Find the word "image" in the material below and gather every line that contains it.

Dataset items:
*****

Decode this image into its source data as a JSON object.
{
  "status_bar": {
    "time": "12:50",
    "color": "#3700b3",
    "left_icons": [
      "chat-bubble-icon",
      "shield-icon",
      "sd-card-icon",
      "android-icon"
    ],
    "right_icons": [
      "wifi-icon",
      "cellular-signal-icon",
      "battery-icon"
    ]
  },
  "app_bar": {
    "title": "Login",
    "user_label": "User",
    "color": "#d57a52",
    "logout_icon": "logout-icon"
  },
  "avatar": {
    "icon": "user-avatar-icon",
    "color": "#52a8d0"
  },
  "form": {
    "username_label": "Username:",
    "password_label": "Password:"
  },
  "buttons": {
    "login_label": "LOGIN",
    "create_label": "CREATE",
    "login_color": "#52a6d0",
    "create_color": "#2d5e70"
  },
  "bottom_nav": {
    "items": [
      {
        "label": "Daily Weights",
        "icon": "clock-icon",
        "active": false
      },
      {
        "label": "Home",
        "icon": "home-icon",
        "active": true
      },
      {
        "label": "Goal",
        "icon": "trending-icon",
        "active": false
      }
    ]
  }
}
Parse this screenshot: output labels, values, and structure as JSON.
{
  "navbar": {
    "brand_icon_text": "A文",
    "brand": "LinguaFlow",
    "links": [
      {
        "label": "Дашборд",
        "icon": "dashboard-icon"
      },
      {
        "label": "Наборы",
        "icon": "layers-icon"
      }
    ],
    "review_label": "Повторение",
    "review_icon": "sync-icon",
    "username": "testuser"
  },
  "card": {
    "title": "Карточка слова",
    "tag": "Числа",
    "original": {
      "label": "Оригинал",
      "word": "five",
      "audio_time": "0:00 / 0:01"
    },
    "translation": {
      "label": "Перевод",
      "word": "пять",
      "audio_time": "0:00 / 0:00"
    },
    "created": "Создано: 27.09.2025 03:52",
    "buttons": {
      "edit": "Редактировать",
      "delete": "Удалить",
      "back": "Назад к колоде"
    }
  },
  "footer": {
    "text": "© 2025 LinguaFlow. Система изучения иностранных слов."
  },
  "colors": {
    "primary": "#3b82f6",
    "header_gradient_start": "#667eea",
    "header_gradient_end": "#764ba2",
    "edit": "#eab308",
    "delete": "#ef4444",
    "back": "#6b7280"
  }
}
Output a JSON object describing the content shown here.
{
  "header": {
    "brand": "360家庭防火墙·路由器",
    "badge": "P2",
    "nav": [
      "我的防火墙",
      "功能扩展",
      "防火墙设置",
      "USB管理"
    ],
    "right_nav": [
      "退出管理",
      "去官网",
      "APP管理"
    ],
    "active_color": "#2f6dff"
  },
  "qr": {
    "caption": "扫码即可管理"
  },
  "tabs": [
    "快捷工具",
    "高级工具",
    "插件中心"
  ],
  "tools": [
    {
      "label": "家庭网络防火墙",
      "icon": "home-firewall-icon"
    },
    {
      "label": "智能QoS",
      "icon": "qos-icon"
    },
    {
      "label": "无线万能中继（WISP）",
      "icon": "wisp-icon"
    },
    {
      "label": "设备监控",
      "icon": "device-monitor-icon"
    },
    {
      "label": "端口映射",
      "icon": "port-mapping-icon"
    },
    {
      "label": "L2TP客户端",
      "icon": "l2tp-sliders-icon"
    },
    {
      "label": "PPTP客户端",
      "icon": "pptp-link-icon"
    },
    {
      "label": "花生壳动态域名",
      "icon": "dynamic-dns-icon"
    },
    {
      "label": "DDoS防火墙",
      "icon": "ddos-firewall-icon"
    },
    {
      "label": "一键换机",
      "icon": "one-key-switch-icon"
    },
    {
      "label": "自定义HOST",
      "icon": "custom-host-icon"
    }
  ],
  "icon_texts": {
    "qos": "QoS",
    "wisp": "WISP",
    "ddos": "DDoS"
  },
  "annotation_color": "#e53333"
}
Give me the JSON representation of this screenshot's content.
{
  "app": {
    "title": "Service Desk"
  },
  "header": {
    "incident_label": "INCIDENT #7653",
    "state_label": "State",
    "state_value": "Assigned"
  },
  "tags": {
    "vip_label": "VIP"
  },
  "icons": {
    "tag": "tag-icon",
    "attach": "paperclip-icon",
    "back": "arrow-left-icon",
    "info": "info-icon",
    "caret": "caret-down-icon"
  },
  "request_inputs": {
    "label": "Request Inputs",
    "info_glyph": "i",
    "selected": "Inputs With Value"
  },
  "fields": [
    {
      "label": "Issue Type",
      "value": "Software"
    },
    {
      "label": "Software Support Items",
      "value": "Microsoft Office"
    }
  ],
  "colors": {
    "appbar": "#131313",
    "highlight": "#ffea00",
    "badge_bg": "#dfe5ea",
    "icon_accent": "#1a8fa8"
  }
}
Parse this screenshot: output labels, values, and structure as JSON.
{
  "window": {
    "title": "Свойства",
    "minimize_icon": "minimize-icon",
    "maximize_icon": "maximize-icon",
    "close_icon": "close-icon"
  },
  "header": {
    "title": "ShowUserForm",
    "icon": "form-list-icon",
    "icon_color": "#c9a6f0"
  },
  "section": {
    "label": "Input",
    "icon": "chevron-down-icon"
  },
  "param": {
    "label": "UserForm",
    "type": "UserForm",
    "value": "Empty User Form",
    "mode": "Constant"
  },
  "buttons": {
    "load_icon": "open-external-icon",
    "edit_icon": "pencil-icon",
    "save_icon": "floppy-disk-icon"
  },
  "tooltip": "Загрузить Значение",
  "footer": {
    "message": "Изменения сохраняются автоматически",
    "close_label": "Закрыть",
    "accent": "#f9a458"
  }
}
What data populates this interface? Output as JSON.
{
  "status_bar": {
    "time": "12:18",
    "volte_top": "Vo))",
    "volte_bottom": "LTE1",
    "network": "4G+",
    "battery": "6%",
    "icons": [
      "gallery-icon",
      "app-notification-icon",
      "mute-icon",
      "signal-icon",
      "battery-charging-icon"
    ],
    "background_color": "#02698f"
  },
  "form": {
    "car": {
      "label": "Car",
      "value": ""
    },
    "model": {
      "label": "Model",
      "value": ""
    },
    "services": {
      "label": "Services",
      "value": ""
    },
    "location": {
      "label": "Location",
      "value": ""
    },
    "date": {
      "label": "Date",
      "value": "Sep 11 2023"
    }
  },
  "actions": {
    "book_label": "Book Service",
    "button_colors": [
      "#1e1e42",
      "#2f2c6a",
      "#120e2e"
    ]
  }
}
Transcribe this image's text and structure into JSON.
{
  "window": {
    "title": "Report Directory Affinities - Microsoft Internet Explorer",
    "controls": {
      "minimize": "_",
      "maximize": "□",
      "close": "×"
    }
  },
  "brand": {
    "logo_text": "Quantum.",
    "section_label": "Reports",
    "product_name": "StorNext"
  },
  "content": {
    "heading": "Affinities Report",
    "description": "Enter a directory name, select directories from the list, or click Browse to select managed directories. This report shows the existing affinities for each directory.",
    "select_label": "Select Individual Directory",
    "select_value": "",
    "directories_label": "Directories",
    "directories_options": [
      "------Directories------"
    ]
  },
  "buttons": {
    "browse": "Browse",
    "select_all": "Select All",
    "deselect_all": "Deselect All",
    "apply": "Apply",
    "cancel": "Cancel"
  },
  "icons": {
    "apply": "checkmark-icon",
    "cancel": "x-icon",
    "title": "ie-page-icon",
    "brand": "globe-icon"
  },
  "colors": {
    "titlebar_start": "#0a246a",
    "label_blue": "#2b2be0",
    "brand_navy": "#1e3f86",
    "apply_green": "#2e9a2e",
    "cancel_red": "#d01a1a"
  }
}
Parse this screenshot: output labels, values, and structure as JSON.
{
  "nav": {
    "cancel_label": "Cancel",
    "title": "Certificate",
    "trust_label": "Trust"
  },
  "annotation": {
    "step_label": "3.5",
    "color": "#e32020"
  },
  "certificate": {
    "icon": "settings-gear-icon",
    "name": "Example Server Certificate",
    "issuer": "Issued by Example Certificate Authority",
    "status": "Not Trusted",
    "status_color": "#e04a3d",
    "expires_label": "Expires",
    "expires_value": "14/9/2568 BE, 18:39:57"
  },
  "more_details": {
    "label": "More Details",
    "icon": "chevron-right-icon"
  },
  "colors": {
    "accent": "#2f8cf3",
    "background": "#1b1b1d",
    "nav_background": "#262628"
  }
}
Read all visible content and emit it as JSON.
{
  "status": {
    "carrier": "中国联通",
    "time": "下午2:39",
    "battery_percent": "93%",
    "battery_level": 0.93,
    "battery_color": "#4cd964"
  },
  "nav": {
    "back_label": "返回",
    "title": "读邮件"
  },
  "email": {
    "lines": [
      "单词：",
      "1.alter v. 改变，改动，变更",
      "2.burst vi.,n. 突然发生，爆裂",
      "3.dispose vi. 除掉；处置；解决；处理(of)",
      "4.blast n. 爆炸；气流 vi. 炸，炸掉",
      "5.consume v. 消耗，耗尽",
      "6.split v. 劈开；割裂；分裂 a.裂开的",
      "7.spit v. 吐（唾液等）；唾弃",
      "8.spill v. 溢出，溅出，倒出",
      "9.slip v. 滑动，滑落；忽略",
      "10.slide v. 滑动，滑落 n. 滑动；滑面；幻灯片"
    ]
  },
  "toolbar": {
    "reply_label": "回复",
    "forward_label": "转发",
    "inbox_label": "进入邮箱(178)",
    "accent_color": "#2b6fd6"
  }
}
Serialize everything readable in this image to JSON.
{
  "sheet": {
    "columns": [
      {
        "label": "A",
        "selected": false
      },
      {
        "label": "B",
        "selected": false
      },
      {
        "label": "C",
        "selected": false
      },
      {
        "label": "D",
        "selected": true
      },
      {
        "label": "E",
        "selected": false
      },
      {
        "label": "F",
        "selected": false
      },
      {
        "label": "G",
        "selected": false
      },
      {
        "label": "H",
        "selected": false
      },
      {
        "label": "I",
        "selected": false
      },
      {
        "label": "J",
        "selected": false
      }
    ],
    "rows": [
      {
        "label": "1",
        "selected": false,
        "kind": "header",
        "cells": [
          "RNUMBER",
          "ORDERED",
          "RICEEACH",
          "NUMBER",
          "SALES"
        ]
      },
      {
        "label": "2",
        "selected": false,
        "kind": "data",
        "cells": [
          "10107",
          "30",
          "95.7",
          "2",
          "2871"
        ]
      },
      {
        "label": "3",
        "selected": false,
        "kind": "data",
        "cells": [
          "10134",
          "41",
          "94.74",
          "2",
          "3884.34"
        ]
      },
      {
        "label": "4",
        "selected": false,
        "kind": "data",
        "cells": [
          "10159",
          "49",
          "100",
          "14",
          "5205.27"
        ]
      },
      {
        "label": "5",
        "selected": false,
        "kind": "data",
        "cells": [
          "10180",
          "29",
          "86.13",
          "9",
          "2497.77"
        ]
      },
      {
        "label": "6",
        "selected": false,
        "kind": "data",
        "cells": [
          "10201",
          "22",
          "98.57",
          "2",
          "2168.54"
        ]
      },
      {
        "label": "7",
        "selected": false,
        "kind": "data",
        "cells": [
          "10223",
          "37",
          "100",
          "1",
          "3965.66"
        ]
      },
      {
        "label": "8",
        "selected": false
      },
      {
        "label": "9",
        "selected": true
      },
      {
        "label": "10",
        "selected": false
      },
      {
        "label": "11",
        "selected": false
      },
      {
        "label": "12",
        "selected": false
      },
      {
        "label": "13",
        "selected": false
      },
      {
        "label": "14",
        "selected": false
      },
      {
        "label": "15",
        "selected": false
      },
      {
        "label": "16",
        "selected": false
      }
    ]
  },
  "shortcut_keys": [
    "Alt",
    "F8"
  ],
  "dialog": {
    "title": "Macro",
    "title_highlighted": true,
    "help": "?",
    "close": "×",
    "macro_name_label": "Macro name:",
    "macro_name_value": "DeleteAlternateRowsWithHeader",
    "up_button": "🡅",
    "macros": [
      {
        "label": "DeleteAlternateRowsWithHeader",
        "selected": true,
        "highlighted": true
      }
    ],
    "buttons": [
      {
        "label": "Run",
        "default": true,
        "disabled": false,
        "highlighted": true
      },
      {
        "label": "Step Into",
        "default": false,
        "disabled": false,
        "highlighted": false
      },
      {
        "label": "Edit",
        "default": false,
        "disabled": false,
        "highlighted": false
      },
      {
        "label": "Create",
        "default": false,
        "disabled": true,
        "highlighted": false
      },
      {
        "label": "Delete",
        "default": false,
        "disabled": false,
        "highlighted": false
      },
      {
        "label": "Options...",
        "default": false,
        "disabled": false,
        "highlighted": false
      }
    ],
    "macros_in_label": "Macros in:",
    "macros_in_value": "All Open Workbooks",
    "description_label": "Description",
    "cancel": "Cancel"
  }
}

*****

## Written solution
Decode this image into its source data as a JSON object.
Transcribe this image's text and structure into JSON.
Serialize everything readable in this image to JSON.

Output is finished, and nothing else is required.